DATA FOR THIS TASK -
○ ○ ○ ○ ○
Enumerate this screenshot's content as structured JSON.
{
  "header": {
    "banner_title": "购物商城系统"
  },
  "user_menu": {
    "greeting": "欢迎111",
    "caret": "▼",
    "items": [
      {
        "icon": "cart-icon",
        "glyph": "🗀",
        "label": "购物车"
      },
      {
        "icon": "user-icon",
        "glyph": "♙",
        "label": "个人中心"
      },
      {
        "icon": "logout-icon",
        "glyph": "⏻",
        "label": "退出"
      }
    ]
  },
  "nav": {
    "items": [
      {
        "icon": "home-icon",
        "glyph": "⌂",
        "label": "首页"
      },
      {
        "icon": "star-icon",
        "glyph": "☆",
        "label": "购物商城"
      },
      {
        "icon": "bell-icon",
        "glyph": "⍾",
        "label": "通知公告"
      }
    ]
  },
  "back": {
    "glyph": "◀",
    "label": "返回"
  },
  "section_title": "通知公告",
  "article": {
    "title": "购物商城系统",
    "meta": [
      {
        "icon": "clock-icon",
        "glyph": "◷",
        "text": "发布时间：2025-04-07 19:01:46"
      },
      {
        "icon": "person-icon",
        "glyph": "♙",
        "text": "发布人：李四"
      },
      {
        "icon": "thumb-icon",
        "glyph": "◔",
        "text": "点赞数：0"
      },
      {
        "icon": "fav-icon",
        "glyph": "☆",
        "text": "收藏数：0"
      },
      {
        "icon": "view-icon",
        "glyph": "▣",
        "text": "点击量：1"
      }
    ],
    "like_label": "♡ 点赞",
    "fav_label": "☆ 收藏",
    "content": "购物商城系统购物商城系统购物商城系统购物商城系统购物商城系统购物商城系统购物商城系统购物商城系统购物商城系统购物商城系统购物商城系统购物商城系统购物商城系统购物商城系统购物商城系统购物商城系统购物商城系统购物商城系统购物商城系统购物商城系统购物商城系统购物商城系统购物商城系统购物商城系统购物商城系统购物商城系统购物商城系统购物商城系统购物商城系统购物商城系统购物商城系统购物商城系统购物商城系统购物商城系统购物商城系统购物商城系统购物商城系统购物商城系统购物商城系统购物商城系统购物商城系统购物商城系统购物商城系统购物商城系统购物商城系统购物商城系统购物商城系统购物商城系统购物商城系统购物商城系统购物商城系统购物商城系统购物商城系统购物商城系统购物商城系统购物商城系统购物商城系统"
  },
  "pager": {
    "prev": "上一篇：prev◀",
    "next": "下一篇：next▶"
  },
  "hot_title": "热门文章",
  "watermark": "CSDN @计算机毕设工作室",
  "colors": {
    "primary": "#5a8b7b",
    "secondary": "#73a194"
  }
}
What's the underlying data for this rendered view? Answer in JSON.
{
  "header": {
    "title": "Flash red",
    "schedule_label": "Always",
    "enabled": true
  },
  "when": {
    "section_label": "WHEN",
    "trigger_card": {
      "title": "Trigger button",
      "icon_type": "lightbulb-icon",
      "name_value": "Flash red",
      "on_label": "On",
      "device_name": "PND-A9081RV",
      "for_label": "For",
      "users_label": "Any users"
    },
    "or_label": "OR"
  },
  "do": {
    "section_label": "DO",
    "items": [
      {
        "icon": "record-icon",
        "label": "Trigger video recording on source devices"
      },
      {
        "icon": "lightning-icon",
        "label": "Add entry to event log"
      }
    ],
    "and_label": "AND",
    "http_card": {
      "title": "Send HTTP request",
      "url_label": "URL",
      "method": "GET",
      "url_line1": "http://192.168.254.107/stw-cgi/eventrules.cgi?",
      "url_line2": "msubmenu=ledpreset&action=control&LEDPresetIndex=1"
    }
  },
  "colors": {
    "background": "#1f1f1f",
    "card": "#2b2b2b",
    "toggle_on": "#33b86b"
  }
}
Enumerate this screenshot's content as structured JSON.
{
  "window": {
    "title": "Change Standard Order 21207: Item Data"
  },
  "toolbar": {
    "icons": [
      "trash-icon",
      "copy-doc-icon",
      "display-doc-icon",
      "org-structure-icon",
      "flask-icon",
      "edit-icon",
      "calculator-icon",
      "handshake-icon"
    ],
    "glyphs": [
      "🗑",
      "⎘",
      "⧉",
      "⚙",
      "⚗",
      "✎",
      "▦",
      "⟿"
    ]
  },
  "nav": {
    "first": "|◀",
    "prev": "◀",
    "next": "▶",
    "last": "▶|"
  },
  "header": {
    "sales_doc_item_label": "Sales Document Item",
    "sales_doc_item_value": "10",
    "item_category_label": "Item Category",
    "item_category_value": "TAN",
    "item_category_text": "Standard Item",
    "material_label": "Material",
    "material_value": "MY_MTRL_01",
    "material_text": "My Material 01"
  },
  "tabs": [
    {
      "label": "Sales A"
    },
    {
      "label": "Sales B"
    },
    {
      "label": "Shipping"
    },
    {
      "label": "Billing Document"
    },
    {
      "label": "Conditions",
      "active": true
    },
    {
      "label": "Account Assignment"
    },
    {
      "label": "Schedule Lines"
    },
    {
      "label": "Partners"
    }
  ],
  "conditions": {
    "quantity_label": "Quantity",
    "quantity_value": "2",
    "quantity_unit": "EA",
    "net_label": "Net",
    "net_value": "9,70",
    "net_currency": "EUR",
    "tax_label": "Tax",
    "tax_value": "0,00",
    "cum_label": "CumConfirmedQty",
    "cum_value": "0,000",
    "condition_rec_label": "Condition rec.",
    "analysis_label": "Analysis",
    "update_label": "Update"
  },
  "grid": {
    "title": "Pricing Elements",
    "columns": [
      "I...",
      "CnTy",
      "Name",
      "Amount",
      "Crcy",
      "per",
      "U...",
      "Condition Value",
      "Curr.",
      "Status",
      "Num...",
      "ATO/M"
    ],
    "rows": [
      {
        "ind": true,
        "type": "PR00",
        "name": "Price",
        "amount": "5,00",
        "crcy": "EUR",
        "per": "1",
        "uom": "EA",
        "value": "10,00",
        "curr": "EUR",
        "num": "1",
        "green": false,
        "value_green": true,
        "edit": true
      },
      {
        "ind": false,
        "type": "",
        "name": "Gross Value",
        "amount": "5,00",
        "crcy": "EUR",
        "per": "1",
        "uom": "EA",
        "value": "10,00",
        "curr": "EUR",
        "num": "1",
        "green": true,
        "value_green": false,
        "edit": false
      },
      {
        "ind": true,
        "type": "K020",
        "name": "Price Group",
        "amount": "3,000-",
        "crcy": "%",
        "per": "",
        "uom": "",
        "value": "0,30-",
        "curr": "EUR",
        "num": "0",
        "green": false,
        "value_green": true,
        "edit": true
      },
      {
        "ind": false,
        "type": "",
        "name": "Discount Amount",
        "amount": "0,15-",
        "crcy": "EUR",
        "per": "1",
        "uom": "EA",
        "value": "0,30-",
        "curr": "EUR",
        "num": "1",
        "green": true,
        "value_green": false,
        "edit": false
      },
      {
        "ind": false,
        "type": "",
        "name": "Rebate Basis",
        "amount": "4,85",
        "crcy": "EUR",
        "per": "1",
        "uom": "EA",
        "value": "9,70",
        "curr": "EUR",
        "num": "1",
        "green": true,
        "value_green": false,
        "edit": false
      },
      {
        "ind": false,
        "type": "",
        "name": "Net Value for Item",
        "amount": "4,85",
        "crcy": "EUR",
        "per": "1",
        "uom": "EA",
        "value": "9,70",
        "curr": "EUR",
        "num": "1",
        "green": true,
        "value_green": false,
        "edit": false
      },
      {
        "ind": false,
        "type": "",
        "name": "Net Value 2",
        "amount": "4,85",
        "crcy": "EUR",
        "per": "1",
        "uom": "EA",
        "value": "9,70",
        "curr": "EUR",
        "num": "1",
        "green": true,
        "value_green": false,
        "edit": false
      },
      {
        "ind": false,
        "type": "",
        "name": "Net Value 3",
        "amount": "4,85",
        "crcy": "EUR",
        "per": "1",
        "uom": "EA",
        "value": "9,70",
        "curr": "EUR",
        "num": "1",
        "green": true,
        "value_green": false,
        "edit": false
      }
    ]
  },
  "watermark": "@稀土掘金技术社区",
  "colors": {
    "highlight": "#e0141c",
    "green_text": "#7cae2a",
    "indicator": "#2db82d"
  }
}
○ ○ ○ ○ ○
GIVEN INSTRUCTION -
Pick out the lines containing the string "Document".

COMPLETE ANSWER -
    "sales_doc_item_label": "Sales Document Item",
      "label": "Billing Document"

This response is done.